**WHAT THE TASK REQUIRES**
Across the listing below, count the lines that mention the string "keine". Reply with the figure only.

**DATA SHOWN**

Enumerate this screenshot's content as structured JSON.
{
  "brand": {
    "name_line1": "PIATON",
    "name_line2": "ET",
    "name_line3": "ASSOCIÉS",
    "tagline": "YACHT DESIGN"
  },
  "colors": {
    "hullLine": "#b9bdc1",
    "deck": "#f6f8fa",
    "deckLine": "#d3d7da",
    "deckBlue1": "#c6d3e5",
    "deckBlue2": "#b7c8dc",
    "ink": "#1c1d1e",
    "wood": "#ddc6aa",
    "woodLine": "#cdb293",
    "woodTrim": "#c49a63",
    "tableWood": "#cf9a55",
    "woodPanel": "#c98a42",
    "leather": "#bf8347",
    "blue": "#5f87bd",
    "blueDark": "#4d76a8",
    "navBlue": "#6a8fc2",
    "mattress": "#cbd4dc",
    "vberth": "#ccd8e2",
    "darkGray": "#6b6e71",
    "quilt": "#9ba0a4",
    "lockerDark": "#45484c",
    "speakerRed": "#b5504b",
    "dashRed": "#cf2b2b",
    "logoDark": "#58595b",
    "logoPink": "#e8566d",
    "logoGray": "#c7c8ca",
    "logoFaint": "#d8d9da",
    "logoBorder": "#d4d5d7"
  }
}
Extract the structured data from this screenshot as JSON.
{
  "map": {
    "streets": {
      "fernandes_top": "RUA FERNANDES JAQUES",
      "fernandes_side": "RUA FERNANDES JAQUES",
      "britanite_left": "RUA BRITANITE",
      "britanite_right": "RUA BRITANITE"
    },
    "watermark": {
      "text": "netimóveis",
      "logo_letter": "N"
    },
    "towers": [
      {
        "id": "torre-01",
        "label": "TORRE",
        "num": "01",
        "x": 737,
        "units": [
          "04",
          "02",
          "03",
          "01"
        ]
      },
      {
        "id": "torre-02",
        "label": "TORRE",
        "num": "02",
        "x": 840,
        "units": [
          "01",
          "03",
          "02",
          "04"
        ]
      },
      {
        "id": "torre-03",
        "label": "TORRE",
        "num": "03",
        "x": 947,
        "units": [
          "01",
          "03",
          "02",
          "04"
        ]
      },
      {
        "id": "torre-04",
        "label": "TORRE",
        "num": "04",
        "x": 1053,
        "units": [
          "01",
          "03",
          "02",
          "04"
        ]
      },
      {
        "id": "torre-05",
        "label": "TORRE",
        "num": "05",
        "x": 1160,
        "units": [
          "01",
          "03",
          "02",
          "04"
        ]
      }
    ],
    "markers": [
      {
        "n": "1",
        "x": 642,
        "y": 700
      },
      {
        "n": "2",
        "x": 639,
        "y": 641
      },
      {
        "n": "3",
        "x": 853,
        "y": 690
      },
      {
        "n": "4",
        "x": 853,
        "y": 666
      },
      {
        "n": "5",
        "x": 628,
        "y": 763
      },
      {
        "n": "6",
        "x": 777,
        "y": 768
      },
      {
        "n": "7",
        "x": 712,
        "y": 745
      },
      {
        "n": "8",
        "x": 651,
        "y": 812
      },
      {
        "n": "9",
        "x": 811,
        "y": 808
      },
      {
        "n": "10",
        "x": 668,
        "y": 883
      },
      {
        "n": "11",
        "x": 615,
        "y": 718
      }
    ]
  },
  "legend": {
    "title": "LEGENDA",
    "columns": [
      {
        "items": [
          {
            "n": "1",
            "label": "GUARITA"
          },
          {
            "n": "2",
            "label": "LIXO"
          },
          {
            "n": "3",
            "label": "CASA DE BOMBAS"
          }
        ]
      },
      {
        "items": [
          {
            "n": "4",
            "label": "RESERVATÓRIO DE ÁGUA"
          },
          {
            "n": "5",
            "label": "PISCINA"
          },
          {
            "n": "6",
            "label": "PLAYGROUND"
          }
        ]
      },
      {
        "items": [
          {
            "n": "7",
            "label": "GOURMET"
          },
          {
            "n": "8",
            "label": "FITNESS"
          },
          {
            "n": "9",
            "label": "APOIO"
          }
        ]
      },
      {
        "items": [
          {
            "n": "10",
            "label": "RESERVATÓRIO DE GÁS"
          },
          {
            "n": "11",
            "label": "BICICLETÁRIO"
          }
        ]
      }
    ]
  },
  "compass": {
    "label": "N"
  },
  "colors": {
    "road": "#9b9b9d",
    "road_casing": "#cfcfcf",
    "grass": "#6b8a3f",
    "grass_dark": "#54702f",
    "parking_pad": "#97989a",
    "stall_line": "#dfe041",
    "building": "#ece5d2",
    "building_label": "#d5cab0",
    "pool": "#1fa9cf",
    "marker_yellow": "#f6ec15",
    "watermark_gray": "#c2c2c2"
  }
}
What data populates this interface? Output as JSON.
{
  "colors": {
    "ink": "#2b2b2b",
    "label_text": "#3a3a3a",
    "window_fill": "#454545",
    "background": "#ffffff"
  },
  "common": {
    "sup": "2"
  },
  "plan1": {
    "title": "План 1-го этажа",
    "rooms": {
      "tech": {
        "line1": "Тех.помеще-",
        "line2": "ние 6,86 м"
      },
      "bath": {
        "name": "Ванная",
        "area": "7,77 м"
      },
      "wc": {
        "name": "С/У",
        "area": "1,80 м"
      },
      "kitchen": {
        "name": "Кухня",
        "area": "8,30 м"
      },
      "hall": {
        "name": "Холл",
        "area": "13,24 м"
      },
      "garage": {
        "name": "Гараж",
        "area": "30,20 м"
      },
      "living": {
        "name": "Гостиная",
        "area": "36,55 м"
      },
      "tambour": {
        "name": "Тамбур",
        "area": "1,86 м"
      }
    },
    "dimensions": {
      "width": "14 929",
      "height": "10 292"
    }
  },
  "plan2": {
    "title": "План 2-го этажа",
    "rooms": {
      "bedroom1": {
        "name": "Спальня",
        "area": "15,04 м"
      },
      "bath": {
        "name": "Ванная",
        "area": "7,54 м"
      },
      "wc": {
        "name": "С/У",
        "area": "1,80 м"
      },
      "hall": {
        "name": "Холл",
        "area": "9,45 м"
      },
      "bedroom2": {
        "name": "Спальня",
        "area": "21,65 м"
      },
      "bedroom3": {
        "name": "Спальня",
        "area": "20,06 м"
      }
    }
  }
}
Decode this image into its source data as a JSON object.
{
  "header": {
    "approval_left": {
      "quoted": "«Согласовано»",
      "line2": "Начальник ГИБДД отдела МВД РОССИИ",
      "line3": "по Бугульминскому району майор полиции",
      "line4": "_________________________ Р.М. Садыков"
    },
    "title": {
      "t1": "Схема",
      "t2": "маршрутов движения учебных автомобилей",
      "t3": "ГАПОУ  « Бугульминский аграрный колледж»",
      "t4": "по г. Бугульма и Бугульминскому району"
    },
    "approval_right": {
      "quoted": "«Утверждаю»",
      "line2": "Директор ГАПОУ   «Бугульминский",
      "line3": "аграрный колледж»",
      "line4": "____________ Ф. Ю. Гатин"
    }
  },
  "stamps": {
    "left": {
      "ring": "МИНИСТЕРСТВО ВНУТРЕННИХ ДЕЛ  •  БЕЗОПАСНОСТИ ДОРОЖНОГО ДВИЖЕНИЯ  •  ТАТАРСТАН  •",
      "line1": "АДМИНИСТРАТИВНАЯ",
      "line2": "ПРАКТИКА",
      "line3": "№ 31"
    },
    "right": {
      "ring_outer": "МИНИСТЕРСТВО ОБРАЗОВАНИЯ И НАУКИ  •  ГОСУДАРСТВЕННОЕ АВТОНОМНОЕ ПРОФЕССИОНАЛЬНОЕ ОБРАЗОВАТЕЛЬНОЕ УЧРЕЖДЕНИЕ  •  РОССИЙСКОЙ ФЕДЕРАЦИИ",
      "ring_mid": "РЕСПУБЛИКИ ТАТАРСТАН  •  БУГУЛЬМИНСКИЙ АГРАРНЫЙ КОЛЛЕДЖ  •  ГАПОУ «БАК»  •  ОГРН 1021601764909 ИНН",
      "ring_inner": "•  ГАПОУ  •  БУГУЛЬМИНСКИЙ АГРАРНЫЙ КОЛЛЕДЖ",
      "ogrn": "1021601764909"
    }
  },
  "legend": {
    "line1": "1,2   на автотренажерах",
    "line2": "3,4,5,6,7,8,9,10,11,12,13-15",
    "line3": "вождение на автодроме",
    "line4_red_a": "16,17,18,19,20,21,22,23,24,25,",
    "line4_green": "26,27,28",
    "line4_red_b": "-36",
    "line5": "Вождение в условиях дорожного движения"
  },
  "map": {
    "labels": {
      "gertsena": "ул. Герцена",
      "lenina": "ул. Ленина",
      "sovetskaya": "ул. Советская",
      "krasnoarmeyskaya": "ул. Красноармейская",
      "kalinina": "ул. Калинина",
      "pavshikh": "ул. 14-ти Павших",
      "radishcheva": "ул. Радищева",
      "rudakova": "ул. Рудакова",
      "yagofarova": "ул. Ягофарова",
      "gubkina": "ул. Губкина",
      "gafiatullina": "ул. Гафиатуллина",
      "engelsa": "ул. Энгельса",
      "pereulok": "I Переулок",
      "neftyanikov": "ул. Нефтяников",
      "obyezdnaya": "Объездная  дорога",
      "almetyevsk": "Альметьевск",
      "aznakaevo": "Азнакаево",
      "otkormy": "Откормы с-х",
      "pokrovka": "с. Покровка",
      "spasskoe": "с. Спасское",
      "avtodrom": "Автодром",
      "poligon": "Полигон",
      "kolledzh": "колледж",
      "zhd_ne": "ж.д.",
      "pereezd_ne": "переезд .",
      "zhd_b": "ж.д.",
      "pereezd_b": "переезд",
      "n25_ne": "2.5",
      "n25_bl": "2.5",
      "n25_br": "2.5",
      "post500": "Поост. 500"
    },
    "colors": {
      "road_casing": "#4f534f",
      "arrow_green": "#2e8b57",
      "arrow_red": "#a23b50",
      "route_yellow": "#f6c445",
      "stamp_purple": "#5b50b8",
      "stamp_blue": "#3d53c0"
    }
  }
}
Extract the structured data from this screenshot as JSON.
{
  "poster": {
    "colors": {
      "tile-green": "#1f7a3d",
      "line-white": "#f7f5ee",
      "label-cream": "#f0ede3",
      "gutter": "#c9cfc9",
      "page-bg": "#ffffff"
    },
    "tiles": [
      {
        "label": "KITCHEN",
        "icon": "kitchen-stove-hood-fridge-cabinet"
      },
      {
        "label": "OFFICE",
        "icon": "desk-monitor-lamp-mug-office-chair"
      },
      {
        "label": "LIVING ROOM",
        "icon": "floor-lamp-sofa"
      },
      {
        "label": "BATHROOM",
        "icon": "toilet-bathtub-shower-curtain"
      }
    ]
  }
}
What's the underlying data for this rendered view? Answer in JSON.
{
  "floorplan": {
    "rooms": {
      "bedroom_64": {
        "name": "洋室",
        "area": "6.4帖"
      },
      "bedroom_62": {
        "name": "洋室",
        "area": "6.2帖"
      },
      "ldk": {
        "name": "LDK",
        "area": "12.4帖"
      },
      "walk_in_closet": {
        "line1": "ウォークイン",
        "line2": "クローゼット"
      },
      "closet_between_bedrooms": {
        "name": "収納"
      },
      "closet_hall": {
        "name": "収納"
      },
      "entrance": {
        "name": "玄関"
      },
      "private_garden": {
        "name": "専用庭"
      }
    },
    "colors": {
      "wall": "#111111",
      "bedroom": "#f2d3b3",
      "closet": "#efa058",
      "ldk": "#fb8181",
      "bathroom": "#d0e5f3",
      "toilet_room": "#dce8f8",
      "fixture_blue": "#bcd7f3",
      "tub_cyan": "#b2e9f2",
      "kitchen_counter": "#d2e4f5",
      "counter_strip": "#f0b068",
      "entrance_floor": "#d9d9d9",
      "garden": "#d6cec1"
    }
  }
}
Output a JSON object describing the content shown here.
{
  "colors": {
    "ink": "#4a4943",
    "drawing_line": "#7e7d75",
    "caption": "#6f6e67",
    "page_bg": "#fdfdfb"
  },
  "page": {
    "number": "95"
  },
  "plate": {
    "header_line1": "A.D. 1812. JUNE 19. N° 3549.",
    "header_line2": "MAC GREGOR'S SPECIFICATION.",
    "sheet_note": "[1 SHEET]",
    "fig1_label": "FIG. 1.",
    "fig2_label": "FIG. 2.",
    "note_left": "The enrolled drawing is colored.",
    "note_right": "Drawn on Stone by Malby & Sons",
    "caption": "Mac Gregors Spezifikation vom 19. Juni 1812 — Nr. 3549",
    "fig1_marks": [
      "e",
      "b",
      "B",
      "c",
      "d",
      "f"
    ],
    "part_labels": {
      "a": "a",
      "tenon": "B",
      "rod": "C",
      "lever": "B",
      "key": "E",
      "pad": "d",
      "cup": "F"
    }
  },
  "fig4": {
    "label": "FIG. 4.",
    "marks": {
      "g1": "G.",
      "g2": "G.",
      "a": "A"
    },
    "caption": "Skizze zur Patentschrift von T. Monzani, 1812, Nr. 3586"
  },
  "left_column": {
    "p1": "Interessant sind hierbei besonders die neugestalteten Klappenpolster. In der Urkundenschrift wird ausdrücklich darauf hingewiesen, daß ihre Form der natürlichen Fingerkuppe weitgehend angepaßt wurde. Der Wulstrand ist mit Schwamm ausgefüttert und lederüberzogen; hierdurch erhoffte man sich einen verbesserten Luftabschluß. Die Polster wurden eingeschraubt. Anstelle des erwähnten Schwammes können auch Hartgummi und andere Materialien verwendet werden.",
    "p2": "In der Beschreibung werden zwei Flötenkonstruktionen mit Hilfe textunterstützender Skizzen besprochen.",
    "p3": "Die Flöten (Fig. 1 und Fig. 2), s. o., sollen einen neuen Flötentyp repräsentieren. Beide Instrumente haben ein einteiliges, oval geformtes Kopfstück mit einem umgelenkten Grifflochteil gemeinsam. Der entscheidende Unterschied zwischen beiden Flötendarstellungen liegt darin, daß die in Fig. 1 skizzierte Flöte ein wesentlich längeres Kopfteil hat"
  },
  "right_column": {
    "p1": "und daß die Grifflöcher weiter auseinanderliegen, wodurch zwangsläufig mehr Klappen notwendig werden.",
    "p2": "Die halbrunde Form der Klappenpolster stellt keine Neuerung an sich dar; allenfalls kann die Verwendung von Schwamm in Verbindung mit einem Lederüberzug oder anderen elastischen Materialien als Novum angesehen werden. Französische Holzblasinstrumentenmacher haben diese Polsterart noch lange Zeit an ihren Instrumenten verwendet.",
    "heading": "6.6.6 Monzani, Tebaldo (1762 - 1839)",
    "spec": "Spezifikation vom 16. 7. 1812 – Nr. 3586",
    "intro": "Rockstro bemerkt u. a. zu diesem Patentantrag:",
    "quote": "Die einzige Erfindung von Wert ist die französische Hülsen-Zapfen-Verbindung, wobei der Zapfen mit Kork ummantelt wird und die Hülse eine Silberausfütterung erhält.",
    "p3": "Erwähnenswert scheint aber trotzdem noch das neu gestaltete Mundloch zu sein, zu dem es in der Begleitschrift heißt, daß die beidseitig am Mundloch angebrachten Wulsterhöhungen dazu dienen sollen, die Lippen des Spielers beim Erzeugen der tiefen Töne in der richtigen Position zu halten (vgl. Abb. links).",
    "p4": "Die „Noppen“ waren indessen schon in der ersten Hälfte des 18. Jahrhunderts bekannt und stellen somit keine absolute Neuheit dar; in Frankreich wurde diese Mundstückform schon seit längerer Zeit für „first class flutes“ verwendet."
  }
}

**FULL ANSWER**
2